**WRITTEN REQUEST**
Report how many lines contain the word "status"; answer with the number only.

—————

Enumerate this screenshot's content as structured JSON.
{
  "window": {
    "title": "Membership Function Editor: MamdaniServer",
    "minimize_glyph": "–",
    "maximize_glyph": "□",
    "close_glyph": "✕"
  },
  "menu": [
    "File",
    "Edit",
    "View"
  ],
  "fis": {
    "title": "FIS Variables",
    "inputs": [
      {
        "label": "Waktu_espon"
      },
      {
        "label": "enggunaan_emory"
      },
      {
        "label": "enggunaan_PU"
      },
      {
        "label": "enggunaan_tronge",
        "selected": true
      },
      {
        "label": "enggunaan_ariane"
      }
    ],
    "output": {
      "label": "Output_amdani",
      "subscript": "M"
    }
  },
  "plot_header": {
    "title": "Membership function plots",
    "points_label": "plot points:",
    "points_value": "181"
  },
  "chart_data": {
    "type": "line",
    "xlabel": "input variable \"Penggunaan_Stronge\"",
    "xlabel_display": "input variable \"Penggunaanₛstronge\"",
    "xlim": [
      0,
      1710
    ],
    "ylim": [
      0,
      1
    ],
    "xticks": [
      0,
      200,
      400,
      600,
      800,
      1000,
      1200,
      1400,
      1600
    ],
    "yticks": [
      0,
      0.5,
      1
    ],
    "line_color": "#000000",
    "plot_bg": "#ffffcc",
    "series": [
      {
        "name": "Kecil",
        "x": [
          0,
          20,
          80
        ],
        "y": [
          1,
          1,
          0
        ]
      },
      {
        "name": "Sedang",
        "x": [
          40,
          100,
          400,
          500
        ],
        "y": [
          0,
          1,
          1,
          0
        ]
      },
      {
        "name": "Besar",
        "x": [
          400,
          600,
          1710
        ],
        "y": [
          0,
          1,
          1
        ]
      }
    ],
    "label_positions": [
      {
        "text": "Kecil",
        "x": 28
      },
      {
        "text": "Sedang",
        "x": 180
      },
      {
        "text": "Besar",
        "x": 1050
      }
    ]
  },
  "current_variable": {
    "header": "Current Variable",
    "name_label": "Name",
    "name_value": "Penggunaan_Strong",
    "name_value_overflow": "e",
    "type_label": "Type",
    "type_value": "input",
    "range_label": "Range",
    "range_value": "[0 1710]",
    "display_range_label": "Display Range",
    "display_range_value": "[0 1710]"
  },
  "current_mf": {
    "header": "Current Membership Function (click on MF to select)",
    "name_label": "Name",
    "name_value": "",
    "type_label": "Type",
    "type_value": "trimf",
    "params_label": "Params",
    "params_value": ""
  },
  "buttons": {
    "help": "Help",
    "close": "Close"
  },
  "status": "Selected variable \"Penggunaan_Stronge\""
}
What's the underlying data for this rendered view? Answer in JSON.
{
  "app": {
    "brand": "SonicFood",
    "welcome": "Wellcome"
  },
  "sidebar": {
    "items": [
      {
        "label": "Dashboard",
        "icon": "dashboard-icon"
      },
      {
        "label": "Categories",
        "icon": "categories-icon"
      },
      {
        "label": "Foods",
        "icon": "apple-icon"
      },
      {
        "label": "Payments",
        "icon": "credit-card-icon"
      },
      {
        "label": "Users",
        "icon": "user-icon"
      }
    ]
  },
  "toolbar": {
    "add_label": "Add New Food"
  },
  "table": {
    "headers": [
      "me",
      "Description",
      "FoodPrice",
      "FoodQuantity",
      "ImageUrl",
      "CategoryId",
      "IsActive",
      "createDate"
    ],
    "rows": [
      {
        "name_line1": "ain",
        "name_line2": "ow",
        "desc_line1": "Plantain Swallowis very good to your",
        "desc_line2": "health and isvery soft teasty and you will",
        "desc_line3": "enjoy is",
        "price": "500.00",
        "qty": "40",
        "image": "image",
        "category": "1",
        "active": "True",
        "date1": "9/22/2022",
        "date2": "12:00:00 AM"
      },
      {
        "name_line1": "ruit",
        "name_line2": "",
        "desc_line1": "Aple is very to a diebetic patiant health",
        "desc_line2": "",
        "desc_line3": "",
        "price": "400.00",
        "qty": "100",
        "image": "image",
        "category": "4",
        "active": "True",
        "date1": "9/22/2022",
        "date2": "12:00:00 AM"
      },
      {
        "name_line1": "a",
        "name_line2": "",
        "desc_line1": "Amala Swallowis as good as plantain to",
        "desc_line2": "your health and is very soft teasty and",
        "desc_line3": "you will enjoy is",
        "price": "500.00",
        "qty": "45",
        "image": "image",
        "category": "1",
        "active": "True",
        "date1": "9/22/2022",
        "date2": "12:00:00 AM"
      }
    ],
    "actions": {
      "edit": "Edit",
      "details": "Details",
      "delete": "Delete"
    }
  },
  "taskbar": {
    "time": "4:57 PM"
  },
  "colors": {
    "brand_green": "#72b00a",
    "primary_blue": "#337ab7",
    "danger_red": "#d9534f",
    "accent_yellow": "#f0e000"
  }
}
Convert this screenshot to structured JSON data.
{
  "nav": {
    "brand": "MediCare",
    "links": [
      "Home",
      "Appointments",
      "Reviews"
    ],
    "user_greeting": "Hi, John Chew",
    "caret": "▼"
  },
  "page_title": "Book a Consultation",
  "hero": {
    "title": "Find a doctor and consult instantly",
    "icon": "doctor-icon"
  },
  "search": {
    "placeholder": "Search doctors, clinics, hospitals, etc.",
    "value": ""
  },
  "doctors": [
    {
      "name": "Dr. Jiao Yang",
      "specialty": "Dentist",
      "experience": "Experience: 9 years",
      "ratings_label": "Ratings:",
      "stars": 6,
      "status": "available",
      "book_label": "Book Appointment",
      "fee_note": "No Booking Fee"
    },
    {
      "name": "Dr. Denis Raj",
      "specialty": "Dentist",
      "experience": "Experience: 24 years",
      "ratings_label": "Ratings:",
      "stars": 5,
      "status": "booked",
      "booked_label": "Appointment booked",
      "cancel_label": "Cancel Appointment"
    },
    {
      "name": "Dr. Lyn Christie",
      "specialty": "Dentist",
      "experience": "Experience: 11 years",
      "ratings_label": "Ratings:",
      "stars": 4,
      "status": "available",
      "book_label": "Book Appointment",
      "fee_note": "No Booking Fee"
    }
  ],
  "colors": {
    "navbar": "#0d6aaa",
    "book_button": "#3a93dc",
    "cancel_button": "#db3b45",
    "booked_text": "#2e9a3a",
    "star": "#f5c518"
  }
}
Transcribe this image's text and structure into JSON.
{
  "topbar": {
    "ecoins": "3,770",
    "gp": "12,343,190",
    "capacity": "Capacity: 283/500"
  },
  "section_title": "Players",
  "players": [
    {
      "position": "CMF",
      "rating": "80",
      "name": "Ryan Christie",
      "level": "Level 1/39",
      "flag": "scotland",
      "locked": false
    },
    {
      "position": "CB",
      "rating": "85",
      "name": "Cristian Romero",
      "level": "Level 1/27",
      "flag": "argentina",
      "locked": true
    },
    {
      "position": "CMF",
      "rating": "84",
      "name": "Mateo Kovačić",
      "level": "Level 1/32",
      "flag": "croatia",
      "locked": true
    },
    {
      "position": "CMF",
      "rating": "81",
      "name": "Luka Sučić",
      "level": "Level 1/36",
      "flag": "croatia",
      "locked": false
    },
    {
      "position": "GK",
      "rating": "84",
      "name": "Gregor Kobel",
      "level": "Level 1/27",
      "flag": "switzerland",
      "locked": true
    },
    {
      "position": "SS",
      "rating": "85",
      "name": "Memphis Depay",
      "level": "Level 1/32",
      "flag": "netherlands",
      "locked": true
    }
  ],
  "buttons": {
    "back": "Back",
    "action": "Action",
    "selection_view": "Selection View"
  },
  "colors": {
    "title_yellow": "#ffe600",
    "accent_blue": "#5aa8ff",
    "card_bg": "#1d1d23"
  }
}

—————

**CORRECT ANSWER**
4